■ **Records to use**
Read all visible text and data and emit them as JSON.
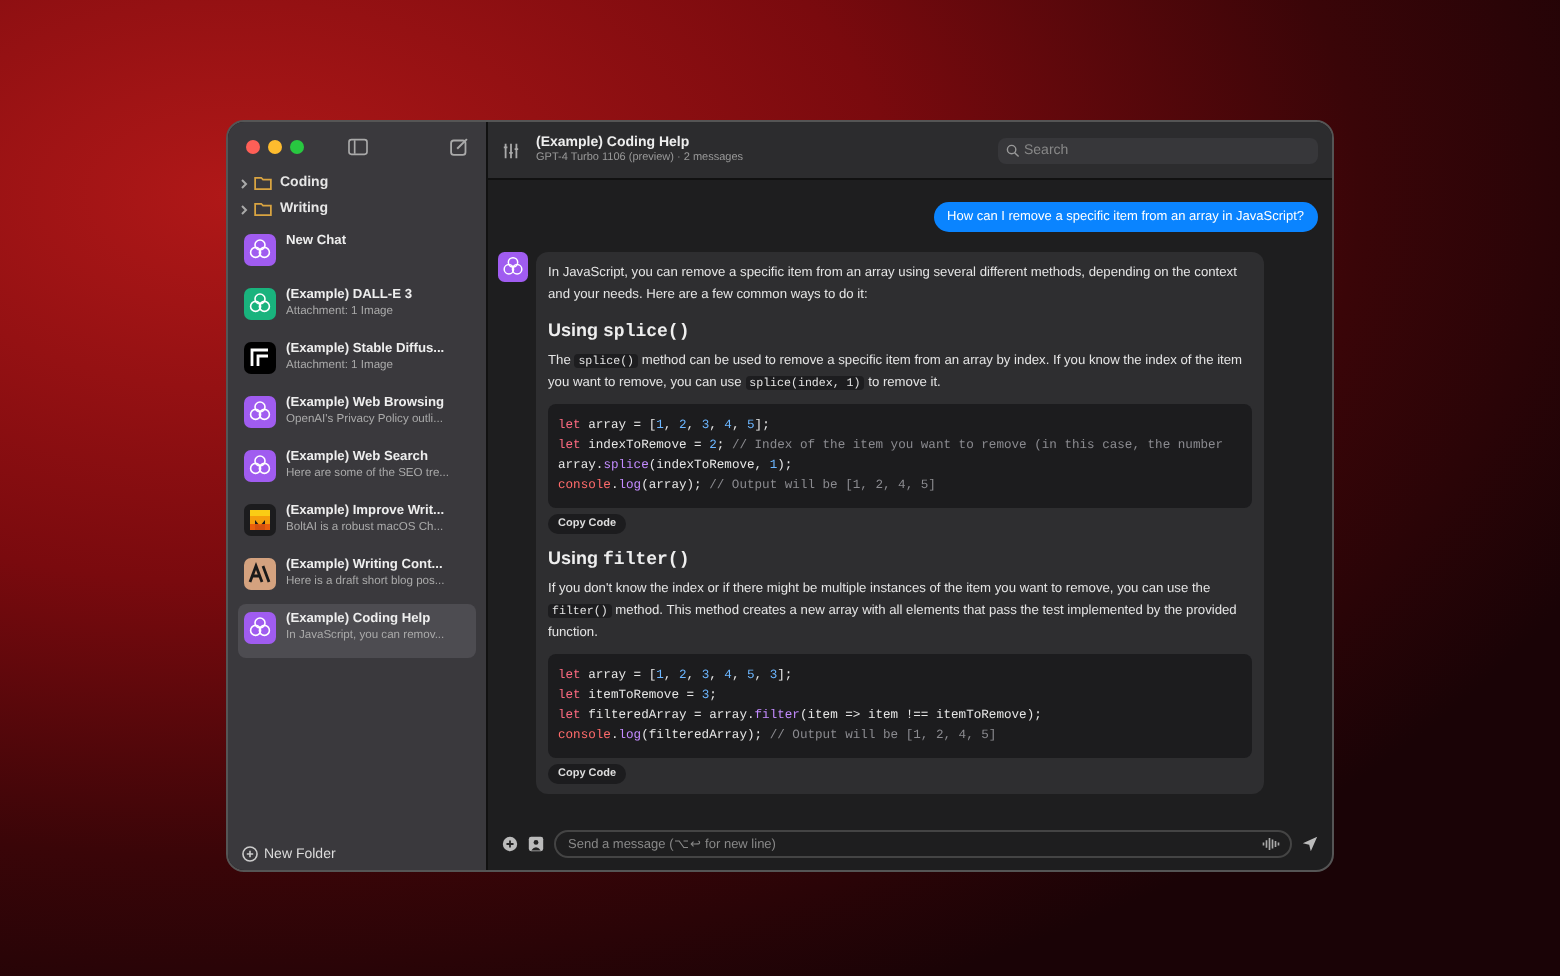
{
  "sidebar": {
    "folders": [
      {
        "name": "Coding",
        "expanded": false
      },
      {
        "name": "Writing",
        "expanded": false
      }
    ],
    "chats": [
      {
        "title": "New Chat",
        "kind": "knot",
        "color": "#a05cf0",
        "selected": false
      },
      {
        "title": "(Example) DALL-E 3",
        "subtitle": "Attachment: 1 Image",
        "kind": "knot",
        "color": "#19b37d",
        "selected": false
      },
      {
        "title": "(Example) Stable Diffus...",
        "subtitle": "Attachment: 1 Image",
        "kind": "square-f",
        "color": "#000000",
        "selected": false
      },
      {
        "title": "(Example) Web Browsing",
        "subtitle": "OpenAI's Privacy Policy outli...",
        "kind": "knot",
        "color": "#a05cf0",
        "selected": false
      },
      {
        "title": "(Example) Web Search",
        "subtitle": "Here are some of the SEO tre...",
        "kind": "knot",
        "color": "#a05cf0",
        "selected": false
      },
      {
        "title": "(Example) Improve Writ...",
        "subtitle": "BoltAI is a robust macOS Ch...",
        "kind": "m-blocks",
        "color": "#1c1c1e",
        "selected": false
      },
      {
        "title": "(Example) Writing Cont...",
        "subtitle": "Here is a draft short blog pos...",
        "kind": "a-letter",
        "color": "#d4a27f",
        "selected": false
      },
      {
        "title": "(Example) Coding Help",
        "subtitle": "In JavaScript, you can remov...",
        "kind": "knot",
        "color": "#a05cf0",
        "selected": true
      }
    ],
    "new_folder": "New Folder"
  },
  "header": {
    "title": "(Example) Coding Help",
    "subtitle": "GPT-4 Turbo 1106 (preview) · 2 messages",
    "search_placeholder": "Search"
  },
  "messages": [
    {
      "kind": "user",
      "text": "How can I remove a specific item from an array in JavaScript?"
    },
    {
      "kind": "assistant",
      "blocks": [
        {
          "kind": "paragraph",
          "parts": [
            {
              "text": "In JavaScript, you can remove a specific item from an array using several different methods, depending on the context and your needs. Here are a few common ways to do it:",
              "code": false
            }
          ]
        },
        {
          "kind": "heading",
          "parts": [
            {
              "text": "Using ",
              "code": false
            },
            {
              "text": "splice()",
              "code": true
            }
          ]
        },
        {
          "kind": "paragraph",
          "parts": [
            {
              "text": "The ",
              "code": false
            },
            {
              "text": "splice()",
              "code": true
            },
            {
              "text": " method can be used to remove a specific item from an array by index. If you know the index of the item you want to remove, you can use ",
              "code": false
            },
            {
              "text": "splice(index, 1)",
              "code": true
            },
            {
              "text": " to remove it.",
              "code": false
            }
          ]
        },
        {
          "kind": "code",
          "copy_label": "Copy Code",
          "lines": [
            [
              {
                "kind": "keyword",
                "text": "let"
              },
              {
                "kind": "plain",
                "text": " array = ["
              },
              {
                "kind": "number",
                "text": "1"
              },
              {
                "kind": "plain",
                "text": ", "
              },
              {
                "kind": "number",
                "text": "2"
              },
              {
                "kind": "plain",
                "text": ", "
              },
              {
                "kind": "number",
                "text": "3"
              },
              {
                "kind": "plain",
                "text": ", "
              },
              {
                "kind": "number",
                "text": "4"
              },
              {
                "kind": "plain",
                "text": ", "
              },
              {
                "kind": "number",
                "text": "5"
              },
              {
                "kind": "plain",
                "text": "];"
              }
            ],
            [
              {
                "kind": "keyword",
                "text": "let"
              },
              {
                "kind": "plain",
                "text": " indexToRemove = "
              },
              {
                "kind": "number",
                "text": "2"
              },
              {
                "kind": "plain",
                "text": "; "
              },
              {
                "kind": "comment",
                "text": "// Index of the item you want to remove (in this case, the number"
              }
            ],
            [
              {
                "kind": "plain",
                "text": "array."
              },
              {
                "kind": "function",
                "text": "splice"
              },
              {
                "kind": "plain",
                "text": "(indexToRemove, "
              },
              {
                "kind": "number",
                "text": "1"
              },
              {
                "kind": "plain",
                "text": ");"
              }
            ],
            [
              {
                "kind": "object",
                "text": "console"
              },
              {
                "kind": "plain",
                "text": "."
              },
              {
                "kind": "function",
                "text": "log"
              },
              {
                "kind": "plain",
                "text": "(array); "
              },
              {
                "kind": "comment",
                "text": "// Output will be [1, 2, 4, 5]"
              }
            ]
          ]
        },
        {
          "kind": "heading",
          "parts": [
            {
              "text": "Using ",
              "code": false
            },
            {
              "text": "filter()",
              "code": true
            }
          ]
        },
        {
          "kind": "paragraph",
          "parts": [
            {
              "text": "If you don't know the index or if there might be multiple instances of the item you want to remove, you can use the ",
              "code": false
            },
            {
              "text": "filter()",
              "code": true
            },
            {
              "text": " method. This method creates a new array with all elements that pass the test implemented by the provided function.",
              "code": false
            }
          ]
        },
        {
          "kind": "code",
          "copy_label": "Copy Code",
          "lines": [
            [
              {
                "kind": "keyword",
                "text": "let"
              },
              {
                "kind": "plain",
                "text": " array = ["
              },
              {
                "kind": "number",
                "text": "1"
              },
              {
                "kind": "plain",
                "text": ", "
              },
              {
                "kind": "number",
                "text": "2"
              },
              {
                "kind": "plain",
                "text": ", "
              },
              {
                "kind": "number",
                "text": "3"
              },
              {
                "kind": "plain",
                "text": ", "
              },
              {
                "kind": "number",
                "text": "4"
              },
              {
                "kind": "plain",
                "text": ", "
              },
              {
                "kind": "number",
                "text": "5"
              },
              {
                "kind": "plain",
                "text": ", "
              },
              {
                "kind": "number",
                "text": "3"
              },
              {
                "kind": "plain",
                "text": "];"
              }
            ],
            [
              {
                "kind": "keyword",
                "text": "let"
              },
              {
                "kind": "plain",
                "text": " itemToRemove = "
              },
              {
                "kind": "number",
                "text": "3"
              },
              {
                "kind": "plain",
                "text": ";"
              }
            ],
            [
              {
                "kind": "keyword",
                "text": "let"
              },
              {
                "kind": "plain",
                "text": " filteredArray = array."
              },
              {
                "kind": "function",
                "text": "filter"
              },
              {
                "kind": "plain",
                "text": "(item => item !== itemToRemove);"
              }
            ],
            [
              {
                "kind": "object",
                "text": "console"
              },
              {
                "kind": "plain",
                "text": "."
              },
              {
                "kind": "function",
                "text": "log"
              },
              {
                "kind": "plain",
                "text": "(filteredArray); "
              },
              {
                "kind": "comment",
                "text": "// Output will be [1, 2, 4, 5]"
              }
            ]
          ]
        }
      ]
    }
  ],
  "composer": {
    "placeholder": "Send a message (⌥↩ for new line)"
  }
}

■ **Instruction**
Output an exact copy of the material, with the pictures removed.

■ **Solution to this exercise**
Read all visible text and data and emit them as JSON.
{
  "sidebar": {
    "folders": [
      {
        "name": "Coding",
        "expanded": false
      },
      {
        "name": "Writing",
        "expanded": false
      }
    ],
    "chats": [
      {
        "title": "New Chat",
        "kind": "knot",
        "color": "#a05cf0",
        "selected": false
      },
      {
        "title": "(Example) DALL-E 3",
        "subtitle": "Attachment: 1 Image",
        "kind": "knot",
        "color": "#19b37d",
        "selected": false
      },
      {
        "title": "(Example) Stable Diffus...",
        "subtitle": "Attachment: 1 Image",
        "kind": "square-f",
        "color": "#000000",
        "selected": false
      },
      {
        "title": "(Example) Web Browsing",
        "subtitle": "OpenAI's Privacy Policy outli...",
        "kind": "knot",
        "color": "#a05cf0",
        "selected": false
      },
      {
        "title": "(Example) Web Search",
        "subtitle": "Here are some of the SEO tre...",
        "kind": "knot",
        "color": "#a05cf0",
        "selected": false
      },
      {
        "title": "(Example) Improve Writ...",
        "subtitle": "BoltAI is a robust macOS Ch...",
        "kind": "m-blocks",
        "color": "#1c1c1e",
        "selected": false
      },
      {
        "title": "(Example) Writing Cont...",
        "subtitle": "Here is a draft short blog pos...",
        "kind": "a-letter",
        "color": "#d4a27f",
        "selected": false
      },
      {
        "title": "(Example) Coding Help",
        "subtitle": "In JavaScript, you can remov...",
        "kind": "knot",
        "color": "#a05cf0",
        "selected": true
      }
    ],
    "new_folder": "New Folder"
  },
  "header": {
    "title": "(Example) Coding Help",
    "subtitle": "GPT-4 Turbo 1106 (preview) · 2 messages",
    "search_placeholder": "Search"
  },
  "messages": [
    {
      "kind": "user",
      "text": "How can I remove a specific item from an array in JavaScript?"
    },
    {
      "kind": "assistant",
      "blocks": [
        {
          "kind": "paragraph",
          "parts": [
            {
              "text": "In JavaScript, you can remove a specific item from an array using several different methods, depending on the context and your needs. Here are a few common ways to do it:",
              "code": false
            }
          ]
        },
        {
          "kind": "heading",
          "parts": [
            {
              "text": "Using ",
              "code": false
            },
            {
              "text": "splice()",
              "code": true
            }
          ]
        },
        {
          "kind": "paragraph",
          "parts": [
            {
              "text": "The ",
              "code": false
            },
            {
              "text": "splice()",
              "code": true
            },
            {
              "text": " method can be used to remove a specific item from an array by index. If you know the index of the item you want to remove, you can use ",
              "code": false
            },
            {
              "text": "splice(index, 1)",
              "code": true
            },
            {
              "text": " to remove it.",
              "code": false
            }
          ]
        },
        {
          "kind": "code",
          "copy_label": "Copy Code",
          "lines": [
            [
              {
                "kind": "keyword",
                "text": "let"
              },
              {
                "kind": "plain",
                "text": " array = ["
              },
              {
                "kind": "number",
                "text": "1"
              },
              {
                "kind": "plain",
                "text": ", "
              },
              {
                "kind": "number",
                "text": "2"
              },
              {
                "kind": "plain",
                "text": ", "
              },
              {
                "kind": "number",
                "text": "3"
              },
              {
                "kind": "plain",
                "text": ", "
              },
              {
                "kind": "number",
                "text": "4"
              },
              {
                "kind": "plain",
                "text": ", "
              },
              {
                "kind": "number",
                "text": "5"
              },
              {
                "kind": "plain",
                "text": "];"
              }
            ],
            [
              {
                "kind": "keyword",
                "text": "let"
              },
              {
                "kind": "plain",
                "text": " indexToRemove = "
              },
              {
                "kind": "number",
                "text": "2"
              },
              {
                "kind": "plain",
                "text": "; "
              },
              {
                "kind": "comment",
                "text": "// Index of the item you want to remove (in this case, the number"
              }
            ],
            [
              {
                "kind": "plain",
                "text": "array."
              },
              {
                "kind": "function",
                "text": "splice"
              },
              {
                "kind": "plain",
                "text": "(indexToRemove, "
              },
              {
                "kind": "number",
                "text": "1"
              },
              {
                "kind": "plain",
                "text": ");"
              }
            ],
            [
              {
                "kind": "object",
                "text": "console"
              },
              {
                "kind": "plain",
                "text": "."
              },
              {
                "kind": "function",
                "text": "log"
              },
              {
                "kind": "plain",
                "text": "(array); "
              },
              {
                "kind": "comment",
                "text": "// Output will be [1, 2, 4, 5]"
              }
            ]
          ]
        },
        {
          "kind": "heading",
          "parts": [
            {
              "text": "Using ",
              "code": false
            },
            {
              "text": "filter()",
              "code": true
            }
          ]
        },
        {
          "kind": "paragraph",
          "parts": [
            {
              "text": "If you don't know the index or if there might be multiple instances of the item you want to remove, you can use the ",
              "code": false
            },
            {
              "text": "filter()",
              "code": true
            },
            {
              "text": " method. This method creates a new array with all elements that pass the test implemented by the provided function.",
              "code": false
            }
          ]
        },
        {
          "kind": "code",
          "copy_label": "Copy Code",
          "lines": [
            [
              {
                "kind": "keyword",
                "text": "let"
              },
              {
                "kind": "plain",
                "text": " array = ["
              },
              {
                "kind": "number",
                "text": "1"
              },
              {
                "kind": "plain",
                "text": ", "
              },
              {
                "kind": "number",
                "text": "2"
              },
              {
                "kind": "plain",
                "text": ", "
              },
              {
                "kind": "number",
                "text": "3"
              },
              {
                "kind": "plain",
                "text": ", "
              },
              {
                "kind": "number",
                "text": "4"
              },
              {
                "kind": "plain",
                "text": ", "
              },
              {
                "kind": "number",
                "text": "5"
              },
              {
                "kind": "plain",
                "text": ", "
              },
              {
                "kind": "number",
                "text": "3"
              },
              {
                "kind": "plain",
                "text": "];"
              }
            ],
            [
              {
                "kind": "keyword",
                "text": "let"
              },
              {
                "kind": "plain",
                "text": " itemToRemove = "
              },
              {
                "kind": "number",
                "text": "3"
              },
              {
                "kind": "plain",
                "text": ";"
              }
            ],
            [
              {
                "kind": "keyword",
                "text": "let"
              },
              {
                "kind": "plain",
                "text": " filteredArray = array."
              },
              {
                "kind": "function",
                "text": "filter"
              },
              {
                "kind": "plain",
                "text": "(item => item !== itemToRemove);"
              }
            ],
            [
              {
                "kind": "object",
                "text": "console"
              },
              {
                "kind": "plain",
                "text": "."
              },
              {
                "kind": "function",
                "text": "log"
              },
              {
                "kind": "plain",
                "text": "(filteredArray); "
              },
              {
                "kind": "comment",
                "text": "// Output will be [1, 2, 4, 5]"
              }
            ]
          ]
        }
      ]
    }
  ],
  "composer": {
    "placeholder": "Send a message (⌥↩ for new line)"
  }
}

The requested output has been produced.